#### Given request
Quote the items from the start through the line containing "bar-shine <box>678 558 1697 591</box>", with both ends included.

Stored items
---

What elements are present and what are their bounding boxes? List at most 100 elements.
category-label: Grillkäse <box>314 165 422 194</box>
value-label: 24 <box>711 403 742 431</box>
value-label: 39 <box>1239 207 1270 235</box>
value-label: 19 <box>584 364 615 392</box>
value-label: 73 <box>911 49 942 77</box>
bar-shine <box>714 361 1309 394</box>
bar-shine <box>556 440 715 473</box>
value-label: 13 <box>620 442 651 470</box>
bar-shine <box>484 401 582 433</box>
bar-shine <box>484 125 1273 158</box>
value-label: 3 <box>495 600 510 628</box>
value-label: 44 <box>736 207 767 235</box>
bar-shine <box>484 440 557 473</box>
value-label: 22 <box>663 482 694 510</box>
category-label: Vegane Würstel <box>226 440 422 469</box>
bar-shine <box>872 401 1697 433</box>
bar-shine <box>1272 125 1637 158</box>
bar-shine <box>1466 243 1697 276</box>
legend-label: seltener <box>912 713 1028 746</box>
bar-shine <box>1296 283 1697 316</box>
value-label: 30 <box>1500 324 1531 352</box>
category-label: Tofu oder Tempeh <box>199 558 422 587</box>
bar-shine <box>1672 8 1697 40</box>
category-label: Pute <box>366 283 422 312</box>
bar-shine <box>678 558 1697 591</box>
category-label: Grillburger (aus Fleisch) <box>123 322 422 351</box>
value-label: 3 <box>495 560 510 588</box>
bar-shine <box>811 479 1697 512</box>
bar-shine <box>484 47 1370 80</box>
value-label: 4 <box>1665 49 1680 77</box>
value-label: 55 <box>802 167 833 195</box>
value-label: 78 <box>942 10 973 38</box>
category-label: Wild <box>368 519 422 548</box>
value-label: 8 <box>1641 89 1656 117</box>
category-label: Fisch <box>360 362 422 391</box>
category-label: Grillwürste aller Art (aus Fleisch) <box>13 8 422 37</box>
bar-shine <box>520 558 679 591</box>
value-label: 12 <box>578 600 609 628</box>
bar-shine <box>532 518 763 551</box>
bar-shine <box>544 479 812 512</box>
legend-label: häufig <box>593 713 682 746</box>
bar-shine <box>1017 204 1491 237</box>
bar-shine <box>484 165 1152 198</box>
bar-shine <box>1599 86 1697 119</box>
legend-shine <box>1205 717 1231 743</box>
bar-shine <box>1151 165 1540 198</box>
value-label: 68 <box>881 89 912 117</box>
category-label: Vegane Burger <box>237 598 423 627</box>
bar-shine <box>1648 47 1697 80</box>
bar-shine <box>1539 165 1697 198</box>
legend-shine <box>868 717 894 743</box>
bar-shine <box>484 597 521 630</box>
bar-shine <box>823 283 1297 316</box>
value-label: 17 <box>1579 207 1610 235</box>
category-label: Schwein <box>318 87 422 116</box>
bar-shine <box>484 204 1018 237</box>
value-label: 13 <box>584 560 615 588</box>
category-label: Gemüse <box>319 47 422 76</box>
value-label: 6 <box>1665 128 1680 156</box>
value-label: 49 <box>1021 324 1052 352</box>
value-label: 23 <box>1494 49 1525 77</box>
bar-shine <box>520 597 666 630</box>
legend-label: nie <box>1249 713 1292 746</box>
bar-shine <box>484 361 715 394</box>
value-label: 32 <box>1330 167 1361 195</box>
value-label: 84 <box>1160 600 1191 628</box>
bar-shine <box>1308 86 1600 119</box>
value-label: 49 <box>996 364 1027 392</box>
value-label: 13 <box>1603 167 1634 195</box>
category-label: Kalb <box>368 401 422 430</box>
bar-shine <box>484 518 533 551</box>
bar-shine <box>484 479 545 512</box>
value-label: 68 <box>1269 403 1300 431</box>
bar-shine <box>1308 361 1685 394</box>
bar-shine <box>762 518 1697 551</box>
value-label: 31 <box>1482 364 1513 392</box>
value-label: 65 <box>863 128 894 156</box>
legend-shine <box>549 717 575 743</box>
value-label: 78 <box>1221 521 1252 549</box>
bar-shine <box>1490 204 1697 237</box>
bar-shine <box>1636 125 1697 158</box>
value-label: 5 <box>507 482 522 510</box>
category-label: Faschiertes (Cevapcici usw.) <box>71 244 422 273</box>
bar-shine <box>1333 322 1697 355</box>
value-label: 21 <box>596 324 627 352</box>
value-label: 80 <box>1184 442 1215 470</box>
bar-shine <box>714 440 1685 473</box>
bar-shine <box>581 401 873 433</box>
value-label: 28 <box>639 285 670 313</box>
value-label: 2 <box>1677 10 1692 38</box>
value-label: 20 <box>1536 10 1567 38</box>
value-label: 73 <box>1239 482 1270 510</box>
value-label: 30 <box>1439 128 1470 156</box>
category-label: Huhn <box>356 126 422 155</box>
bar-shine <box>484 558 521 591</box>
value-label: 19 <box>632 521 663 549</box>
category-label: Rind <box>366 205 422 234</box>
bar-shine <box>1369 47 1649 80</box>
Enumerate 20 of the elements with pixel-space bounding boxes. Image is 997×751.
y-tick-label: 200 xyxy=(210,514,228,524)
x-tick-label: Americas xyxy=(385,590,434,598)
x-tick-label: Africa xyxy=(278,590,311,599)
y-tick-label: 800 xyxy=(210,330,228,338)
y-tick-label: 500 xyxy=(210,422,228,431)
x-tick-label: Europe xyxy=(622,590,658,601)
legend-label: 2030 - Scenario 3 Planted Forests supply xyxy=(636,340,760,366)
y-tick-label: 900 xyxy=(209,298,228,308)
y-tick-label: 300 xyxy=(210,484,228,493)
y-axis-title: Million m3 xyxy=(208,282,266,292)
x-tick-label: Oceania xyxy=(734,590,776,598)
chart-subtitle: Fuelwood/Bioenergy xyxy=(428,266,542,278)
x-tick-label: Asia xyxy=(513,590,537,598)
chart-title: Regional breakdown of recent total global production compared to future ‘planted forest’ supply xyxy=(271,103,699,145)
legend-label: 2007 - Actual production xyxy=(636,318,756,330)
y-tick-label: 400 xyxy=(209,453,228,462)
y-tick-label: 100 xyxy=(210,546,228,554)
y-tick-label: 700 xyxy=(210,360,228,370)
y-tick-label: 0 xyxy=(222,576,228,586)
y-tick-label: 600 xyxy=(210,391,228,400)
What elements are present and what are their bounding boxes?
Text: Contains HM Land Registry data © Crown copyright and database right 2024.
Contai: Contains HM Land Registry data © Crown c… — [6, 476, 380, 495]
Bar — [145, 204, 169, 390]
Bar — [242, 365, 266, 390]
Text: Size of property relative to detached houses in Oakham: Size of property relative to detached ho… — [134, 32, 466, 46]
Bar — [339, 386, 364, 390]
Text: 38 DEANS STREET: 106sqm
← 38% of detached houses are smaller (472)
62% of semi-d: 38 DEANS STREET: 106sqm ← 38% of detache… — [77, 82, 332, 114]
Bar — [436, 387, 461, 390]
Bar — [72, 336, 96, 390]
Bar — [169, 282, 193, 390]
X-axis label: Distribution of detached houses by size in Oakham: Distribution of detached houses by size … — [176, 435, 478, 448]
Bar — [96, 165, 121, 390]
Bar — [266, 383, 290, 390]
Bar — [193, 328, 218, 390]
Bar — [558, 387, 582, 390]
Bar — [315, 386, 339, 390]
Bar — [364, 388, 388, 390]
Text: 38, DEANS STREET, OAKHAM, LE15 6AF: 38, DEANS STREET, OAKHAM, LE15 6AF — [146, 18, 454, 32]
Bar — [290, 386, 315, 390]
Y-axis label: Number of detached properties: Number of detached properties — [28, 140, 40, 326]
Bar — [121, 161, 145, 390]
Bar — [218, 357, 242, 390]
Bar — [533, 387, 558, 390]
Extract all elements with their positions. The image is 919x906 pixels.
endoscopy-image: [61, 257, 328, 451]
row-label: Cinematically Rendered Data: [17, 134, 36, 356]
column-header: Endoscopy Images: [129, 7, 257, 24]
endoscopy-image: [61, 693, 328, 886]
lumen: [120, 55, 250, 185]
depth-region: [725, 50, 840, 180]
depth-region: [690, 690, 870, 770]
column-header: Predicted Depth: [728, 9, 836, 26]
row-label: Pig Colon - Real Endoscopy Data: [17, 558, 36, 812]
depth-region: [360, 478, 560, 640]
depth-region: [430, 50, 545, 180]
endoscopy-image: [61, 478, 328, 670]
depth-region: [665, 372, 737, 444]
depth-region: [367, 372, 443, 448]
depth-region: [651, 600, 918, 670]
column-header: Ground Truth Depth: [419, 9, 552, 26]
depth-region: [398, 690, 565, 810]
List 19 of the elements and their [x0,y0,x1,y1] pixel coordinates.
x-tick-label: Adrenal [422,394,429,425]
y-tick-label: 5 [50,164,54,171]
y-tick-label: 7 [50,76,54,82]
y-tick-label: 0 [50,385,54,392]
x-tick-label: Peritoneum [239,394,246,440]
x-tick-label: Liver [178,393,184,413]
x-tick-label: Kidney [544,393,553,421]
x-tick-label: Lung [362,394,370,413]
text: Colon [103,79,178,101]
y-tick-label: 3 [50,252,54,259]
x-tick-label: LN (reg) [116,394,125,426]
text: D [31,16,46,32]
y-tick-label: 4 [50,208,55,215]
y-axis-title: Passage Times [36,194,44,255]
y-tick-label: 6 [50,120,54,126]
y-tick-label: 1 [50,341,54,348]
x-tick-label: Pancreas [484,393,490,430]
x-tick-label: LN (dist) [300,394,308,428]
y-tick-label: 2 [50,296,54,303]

---

#### Result of the task
What elements are present and what are their bounding boxes? List at most 100 elements.
category-label: Grillkäse <box>314 165 422 194</box>
value-label: 24 <box>711 403 742 431</box>
value-label: 39 <box>1239 207 1270 235</box>
value-label: 19 <box>584 364 615 392</box>
value-label: 73 <box>911 49 942 77</box>
bar-shine <box>714 361 1309 394</box>
bar-shine <box>556 440 715 473</box>
value-label: 13 <box>620 442 651 470</box>
bar-shine <box>484 401 582 433</box>
bar-shine <box>484 125 1273 158</box>
value-label: 3 <box>495 600 510 628</box>
value-label: 44 <box>736 207 767 235</box>
bar-shine <box>484 440 557 473</box>
value-label: 22 <box>663 482 694 510</box>
category-label: Vegane Würstel <box>226 440 422 469</box>
bar-shine <box>872 401 1697 433</box>
bar-shine <box>1272 125 1637 158</box>
bar-shine <box>1466 243 1697 276</box>
legend-label: seltener <box>912 713 1028 746</box>
bar-shine <box>1296 283 1697 316</box>
value-label: 30 <box>1500 324 1531 352</box>
category-label: Tofu oder Tempeh <box>199 558 422 587</box>
bar-shine <box>1672 8 1697 40</box>
category-label: Pute <box>366 283 422 312</box>
bar-shine <box>678 558 1697 591</box>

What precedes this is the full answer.